■ Input for this task ■
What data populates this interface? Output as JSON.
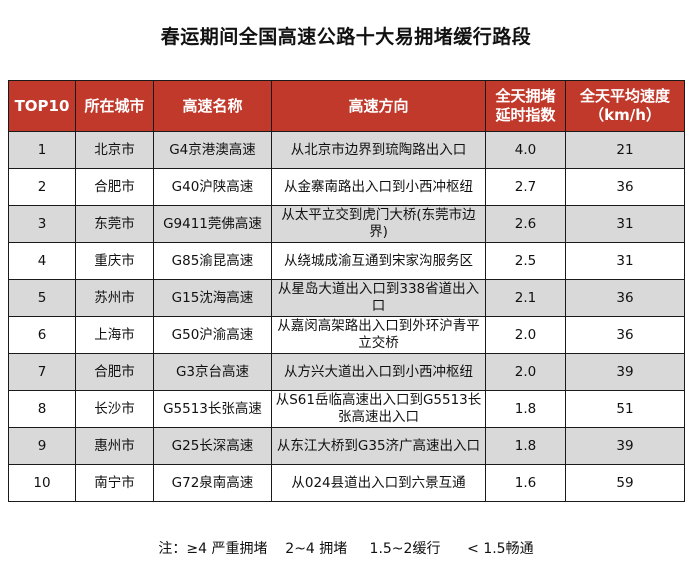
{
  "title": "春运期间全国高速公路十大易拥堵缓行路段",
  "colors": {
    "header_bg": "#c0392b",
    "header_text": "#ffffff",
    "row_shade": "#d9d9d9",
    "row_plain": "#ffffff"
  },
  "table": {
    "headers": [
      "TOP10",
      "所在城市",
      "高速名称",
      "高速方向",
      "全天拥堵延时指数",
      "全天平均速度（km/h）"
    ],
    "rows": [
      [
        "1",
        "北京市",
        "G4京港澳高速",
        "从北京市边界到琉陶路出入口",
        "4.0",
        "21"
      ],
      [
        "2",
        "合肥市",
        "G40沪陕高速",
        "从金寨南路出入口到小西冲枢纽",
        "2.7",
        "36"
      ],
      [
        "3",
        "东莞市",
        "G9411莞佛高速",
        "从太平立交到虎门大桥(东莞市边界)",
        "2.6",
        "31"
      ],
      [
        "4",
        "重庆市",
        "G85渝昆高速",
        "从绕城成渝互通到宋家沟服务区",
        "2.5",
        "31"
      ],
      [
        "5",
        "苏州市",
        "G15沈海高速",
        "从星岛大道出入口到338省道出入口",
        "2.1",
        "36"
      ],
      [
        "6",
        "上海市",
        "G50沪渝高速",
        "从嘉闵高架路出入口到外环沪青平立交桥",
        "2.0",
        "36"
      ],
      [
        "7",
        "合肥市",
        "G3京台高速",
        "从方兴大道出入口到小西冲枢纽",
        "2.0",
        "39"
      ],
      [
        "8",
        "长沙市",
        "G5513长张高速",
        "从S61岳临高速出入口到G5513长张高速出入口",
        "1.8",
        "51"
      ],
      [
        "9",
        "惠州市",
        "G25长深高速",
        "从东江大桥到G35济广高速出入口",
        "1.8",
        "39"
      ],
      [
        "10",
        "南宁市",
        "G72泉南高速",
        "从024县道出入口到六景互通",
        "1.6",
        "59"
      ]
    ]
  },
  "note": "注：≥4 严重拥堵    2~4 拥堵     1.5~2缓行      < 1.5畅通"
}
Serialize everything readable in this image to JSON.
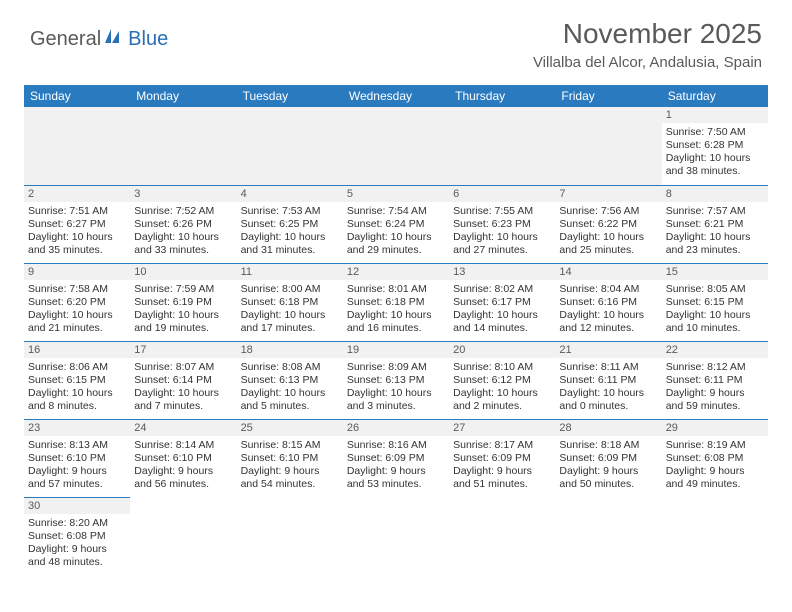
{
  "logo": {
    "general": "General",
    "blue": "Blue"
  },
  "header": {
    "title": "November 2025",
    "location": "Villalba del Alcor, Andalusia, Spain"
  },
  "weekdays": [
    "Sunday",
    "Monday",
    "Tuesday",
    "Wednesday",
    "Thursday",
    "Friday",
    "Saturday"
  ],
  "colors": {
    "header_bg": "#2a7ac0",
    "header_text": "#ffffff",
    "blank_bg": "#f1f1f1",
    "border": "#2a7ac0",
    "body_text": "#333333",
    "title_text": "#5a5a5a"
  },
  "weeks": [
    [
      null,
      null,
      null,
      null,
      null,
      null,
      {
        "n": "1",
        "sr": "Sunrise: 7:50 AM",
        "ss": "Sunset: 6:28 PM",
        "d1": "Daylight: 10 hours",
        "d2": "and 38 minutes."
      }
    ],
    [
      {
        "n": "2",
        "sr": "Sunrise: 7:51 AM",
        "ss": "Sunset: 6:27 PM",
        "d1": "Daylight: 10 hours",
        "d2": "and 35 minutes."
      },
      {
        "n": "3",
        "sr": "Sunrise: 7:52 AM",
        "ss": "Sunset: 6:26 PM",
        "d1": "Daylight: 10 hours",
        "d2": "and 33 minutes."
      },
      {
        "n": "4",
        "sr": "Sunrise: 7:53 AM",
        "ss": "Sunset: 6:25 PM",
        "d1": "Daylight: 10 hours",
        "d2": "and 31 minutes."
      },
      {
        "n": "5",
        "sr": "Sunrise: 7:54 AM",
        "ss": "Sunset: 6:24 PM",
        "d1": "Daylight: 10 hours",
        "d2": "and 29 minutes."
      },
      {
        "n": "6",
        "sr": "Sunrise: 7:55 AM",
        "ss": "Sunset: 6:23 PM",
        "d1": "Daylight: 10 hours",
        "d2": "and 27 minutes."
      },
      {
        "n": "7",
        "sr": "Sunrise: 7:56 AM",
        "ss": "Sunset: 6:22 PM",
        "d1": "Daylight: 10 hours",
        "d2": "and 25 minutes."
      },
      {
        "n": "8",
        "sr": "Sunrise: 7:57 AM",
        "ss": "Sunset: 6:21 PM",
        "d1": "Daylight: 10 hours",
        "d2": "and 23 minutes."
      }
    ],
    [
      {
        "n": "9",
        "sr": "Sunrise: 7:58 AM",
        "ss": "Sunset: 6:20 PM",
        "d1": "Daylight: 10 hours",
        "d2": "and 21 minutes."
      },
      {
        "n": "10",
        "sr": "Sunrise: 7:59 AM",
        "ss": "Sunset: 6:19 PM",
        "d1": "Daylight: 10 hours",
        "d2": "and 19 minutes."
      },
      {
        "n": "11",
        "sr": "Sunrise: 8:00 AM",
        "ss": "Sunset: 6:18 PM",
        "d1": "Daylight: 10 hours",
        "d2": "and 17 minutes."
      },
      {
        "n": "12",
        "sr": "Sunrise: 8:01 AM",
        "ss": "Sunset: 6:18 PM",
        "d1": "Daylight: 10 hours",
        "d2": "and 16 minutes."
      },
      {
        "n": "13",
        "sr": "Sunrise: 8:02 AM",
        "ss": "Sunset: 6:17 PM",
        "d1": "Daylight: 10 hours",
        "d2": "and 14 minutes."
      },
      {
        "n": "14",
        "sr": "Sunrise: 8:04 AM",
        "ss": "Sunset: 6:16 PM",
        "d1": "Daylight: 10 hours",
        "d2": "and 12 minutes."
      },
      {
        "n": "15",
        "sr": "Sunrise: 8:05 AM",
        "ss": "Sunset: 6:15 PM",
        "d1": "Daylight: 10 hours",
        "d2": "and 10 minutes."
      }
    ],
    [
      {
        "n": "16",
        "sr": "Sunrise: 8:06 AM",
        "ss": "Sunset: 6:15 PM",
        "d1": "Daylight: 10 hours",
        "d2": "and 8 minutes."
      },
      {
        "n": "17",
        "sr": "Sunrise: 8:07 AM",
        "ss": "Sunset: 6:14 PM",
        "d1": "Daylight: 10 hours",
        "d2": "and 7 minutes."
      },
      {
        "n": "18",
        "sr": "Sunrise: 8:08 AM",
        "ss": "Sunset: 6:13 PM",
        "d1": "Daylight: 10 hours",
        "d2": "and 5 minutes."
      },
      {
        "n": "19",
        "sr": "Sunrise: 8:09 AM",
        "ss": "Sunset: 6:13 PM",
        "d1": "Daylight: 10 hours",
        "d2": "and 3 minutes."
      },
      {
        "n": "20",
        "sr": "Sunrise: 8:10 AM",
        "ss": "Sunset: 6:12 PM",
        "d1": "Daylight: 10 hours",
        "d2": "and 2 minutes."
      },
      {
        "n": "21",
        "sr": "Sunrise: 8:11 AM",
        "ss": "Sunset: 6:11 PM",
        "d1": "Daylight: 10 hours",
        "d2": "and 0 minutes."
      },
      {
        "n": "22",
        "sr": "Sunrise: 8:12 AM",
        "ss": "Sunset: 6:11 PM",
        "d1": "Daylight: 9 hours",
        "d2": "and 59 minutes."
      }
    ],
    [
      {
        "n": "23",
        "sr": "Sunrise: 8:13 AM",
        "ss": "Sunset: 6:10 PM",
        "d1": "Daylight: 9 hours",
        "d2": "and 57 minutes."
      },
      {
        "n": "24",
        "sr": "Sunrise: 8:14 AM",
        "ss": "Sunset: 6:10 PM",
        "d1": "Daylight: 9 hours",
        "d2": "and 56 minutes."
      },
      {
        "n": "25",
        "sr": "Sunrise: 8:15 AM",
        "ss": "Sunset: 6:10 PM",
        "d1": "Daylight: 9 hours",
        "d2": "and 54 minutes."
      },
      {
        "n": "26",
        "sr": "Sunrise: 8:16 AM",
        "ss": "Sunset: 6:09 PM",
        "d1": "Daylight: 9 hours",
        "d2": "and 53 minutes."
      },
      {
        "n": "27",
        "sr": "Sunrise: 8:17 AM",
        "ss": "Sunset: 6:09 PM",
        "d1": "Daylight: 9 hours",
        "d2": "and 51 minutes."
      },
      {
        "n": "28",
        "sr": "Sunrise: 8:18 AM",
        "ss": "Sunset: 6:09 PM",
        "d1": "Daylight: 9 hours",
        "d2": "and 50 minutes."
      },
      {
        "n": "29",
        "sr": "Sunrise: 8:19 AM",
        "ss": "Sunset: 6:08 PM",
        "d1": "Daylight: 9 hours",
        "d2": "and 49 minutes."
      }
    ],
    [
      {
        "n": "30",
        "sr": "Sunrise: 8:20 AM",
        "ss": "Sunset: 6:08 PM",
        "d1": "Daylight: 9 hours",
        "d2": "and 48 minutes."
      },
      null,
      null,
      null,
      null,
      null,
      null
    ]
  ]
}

■ Aim of the task ■
Pick out all lines from the data above in which the word "JSON" appears.

■ Correct result ■
What data populates this interface? Output as JSON.
Serialize everything readable in this image to JSON.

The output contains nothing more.